Task description: Pull out every line below that contains the word "comunidades".

(Saved data entries)
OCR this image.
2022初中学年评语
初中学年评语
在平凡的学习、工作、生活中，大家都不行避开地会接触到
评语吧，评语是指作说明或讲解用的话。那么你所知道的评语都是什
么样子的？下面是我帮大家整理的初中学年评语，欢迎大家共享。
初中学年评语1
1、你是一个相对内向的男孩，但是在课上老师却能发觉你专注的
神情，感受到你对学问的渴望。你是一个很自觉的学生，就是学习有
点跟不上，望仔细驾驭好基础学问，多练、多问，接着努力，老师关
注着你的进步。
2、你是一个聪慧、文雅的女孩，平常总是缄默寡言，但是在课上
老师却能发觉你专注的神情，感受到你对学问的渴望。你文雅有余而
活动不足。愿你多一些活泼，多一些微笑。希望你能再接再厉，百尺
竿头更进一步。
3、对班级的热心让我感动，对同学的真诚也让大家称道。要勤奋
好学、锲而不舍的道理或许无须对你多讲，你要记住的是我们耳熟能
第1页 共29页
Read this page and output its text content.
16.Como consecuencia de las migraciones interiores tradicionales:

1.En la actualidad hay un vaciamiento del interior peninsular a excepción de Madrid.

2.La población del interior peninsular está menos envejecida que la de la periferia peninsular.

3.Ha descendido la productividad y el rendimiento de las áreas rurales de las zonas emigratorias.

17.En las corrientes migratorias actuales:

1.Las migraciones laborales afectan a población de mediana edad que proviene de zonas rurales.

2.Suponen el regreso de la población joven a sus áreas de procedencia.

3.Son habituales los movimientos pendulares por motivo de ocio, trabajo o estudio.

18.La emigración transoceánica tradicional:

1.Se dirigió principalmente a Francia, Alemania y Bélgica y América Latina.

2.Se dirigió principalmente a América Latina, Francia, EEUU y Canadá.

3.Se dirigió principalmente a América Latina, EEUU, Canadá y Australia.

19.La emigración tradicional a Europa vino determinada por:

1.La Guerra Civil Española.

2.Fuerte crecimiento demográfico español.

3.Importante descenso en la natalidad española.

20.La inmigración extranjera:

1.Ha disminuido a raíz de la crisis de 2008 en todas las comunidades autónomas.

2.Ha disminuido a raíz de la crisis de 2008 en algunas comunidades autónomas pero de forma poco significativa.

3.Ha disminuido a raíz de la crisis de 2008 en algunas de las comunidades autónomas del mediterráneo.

Correct answer:
1.Ha disminuido a raíz de la crisis de 2008 en todas las comunidades autónomas.
2.Ha disminuido a raíz de la crisis de 2008 en algunas comunidades autónomas pero de forma poco significativa.
3.Ha disminuido a raíz de la crisis de 2008 en algunas de las comunidades autónomas del mediterráneo.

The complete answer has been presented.